— ITEMS —
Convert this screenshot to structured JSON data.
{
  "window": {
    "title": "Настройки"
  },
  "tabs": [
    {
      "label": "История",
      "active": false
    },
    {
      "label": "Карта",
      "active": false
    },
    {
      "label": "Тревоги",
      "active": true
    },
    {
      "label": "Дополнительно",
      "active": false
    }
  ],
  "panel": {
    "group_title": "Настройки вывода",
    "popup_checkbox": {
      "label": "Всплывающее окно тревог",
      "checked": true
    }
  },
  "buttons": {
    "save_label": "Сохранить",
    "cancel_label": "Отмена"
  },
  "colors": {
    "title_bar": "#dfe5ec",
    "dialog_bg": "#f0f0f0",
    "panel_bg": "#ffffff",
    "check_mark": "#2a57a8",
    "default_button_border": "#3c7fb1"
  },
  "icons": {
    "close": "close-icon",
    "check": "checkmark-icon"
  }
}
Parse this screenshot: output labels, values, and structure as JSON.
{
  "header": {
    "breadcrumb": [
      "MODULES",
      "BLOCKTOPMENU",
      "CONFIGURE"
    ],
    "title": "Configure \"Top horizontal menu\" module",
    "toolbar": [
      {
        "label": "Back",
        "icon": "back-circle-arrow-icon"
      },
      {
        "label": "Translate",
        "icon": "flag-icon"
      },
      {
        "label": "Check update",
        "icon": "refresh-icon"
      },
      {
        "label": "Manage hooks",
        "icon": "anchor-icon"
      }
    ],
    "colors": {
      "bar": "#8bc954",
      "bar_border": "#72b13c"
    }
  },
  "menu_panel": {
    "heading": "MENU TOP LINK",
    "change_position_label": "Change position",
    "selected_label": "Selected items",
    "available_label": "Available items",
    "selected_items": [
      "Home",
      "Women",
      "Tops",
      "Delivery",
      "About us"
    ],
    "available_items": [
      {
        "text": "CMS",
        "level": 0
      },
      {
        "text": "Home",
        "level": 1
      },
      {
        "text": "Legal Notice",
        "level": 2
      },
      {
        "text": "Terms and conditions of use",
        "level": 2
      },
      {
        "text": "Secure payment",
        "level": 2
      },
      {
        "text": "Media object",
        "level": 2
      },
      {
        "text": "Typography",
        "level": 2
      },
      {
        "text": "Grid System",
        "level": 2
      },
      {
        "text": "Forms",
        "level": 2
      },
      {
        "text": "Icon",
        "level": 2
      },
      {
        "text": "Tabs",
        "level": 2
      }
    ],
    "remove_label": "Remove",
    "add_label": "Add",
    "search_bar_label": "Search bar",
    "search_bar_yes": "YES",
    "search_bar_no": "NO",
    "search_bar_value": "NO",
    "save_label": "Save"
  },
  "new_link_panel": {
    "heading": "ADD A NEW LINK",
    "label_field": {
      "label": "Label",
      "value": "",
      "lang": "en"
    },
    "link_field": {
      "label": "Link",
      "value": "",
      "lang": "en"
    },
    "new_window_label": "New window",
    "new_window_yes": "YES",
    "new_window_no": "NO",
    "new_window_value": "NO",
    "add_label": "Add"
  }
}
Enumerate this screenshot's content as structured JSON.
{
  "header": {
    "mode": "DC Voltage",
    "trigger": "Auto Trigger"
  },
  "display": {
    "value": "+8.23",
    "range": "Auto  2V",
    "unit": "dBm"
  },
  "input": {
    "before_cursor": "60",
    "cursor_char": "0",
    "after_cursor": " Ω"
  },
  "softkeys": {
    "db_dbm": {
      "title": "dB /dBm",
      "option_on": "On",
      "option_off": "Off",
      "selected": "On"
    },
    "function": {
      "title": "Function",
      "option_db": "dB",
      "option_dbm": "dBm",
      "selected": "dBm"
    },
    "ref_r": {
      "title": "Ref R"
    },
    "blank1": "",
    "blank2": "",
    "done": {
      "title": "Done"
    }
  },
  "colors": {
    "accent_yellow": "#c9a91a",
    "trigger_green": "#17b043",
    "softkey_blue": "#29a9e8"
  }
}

— WRITTEN PROBLEM —
Above are some records; extract every one of them exactly.

— WORKED SOLUTION —
Convert this screenshot to structured JSON data.
{
  "window": {
    "title": "Настройки"
  },
  "tabs": [
    {
      "label": "История",
      "active": false
    },
    {
      "label": "Карта",
      "active": false
    },
    {
      "label": "Тревоги",
      "active": true
    },
    {
      "label": "Дополнительно",
      "active": false
    }
  ],
  "panel": {
    "group_title": "Настройки вывода",
    "popup_checkbox": {
      "label": "Всплывающее окно тревог",
      "checked": true
    }
  },
  "buttons": {
    "save_label": "Сохранить",
    "cancel_label": "Отмена"
  },
  "colors": {
    "title_bar": "#dfe5ec",
    "dialog_bg": "#f0f0f0",
    "panel_bg": "#ffffff",
    "check_mark": "#2a57a8",
    "default_button_border": "#3c7fb1"
  },
  "icons": {
    "close": "close-icon",
    "check": "checkmark-icon"
  }
}
Parse this screenshot: output labels, values, and structure as JSON.
{
  "header": {
    "breadcrumb": [
      "MODULES",
      "BLOCKTOPMENU",
      "CONFIGURE"
    ],
    "title": "Configure \"Top horizontal menu\" module",
    "toolbar": [
      {
        "label": "Back",
        "icon": "back-circle-arrow-icon"
      },
      {
        "label": "Translate",
        "icon": "flag-icon"
      },
      {
        "label": "Check update",
        "icon": "refresh-icon"
      },
      {
        "label": "Manage hooks",
        "icon": "anchor-icon"
      }
    ],
    "colors": {
      "bar": "#8bc954",
      "bar_border": "#72b13c"
    }
  },
  "menu_panel": {
    "heading": "MENU TOP LINK",
    "change_position_label": "Change position",
    "selected_label": "Selected items",
    "available_label": "Available items",
    "selected_items": [
      "Home",
      "Women",
      "Tops",
      "Delivery",
      "About us"
    ],
    "available_items": [
      {
        "text": "CMS",
        "level": 0
      },
      {
        "text": "Home",
        "level": 1
      },
      {
        "text": "Legal Notice",
        "level": 2
      },
      {
        "text": "Terms and conditions of use",
        "level": 2
      },
      {
        "text": "Secure payment",
        "level": 2
      },
      {
        "text": "Media object",
        "level": 2
      },
      {
        "text": "Typography",
        "level": 2
      },
      {
        "text": "Grid System",
        "level": 2
      },
      {
        "text": "Forms",
        "level": 2
      },
      {
        "text": "Icon",
        "level": 2
      },
      {
        "text": "Tabs",
        "level": 2
      }
    ],
    "remove_label": "Remove",
    "add_label": "Add",
    "search_bar_label": "Search bar",
    "search_bar_yes": "YES",
    "search_bar_no": "NO",
    "search_bar_value": "NO",
    "save_label": "Save"
  },
  "new_link_panel": {
    "heading": "ADD A NEW LINK",
    "label_field": {
      "label": "Label",
      "value": "",
      "lang": "en"
    },
    "link_field": {
      "label": "Link",
      "value": "",
      "lang": "en"
    },
    "new_window_label": "New window",
    "new_window_yes": "YES",
    "new_window_no": "NO",
    "new_window_value": "NO",
    "add_label": "Add"
  }
}
Enumerate this screenshot's content as structured JSON.
{
  "header": {
    "mode": "DC Voltage",
    "trigger": "Auto Trigger"
  },
  "display": {
    "value": "+8.23",
    "range": "Auto  2V",
    "unit": "dBm"
  },
  "input": {
    "before_cursor": "60",
    "cursor_char": "0",
    "after_cursor": " Ω"
  },
  "softkeys": {
    "db_dbm": {
      "title": "dB /dBm",
      "option_on": "On",
      "option_off": "Off",
      "selected": "On"
    },
    "function": {
      "title": "Function",
      "option_db": "dB",
      "option_dbm": "dBm",
      "selected": "dBm"
    },
    "ref_r": {
      "title": "Ref R"
    },
    "blank1": "",
    "blank2": "",
    "done": {
      "title": "Done"
    }
  },
  "colors": {
    "accent_yellow": "#c9a91a",
    "trigger_green": "#17b043",
    "softkey_blue": "#29a9e8"
  }
}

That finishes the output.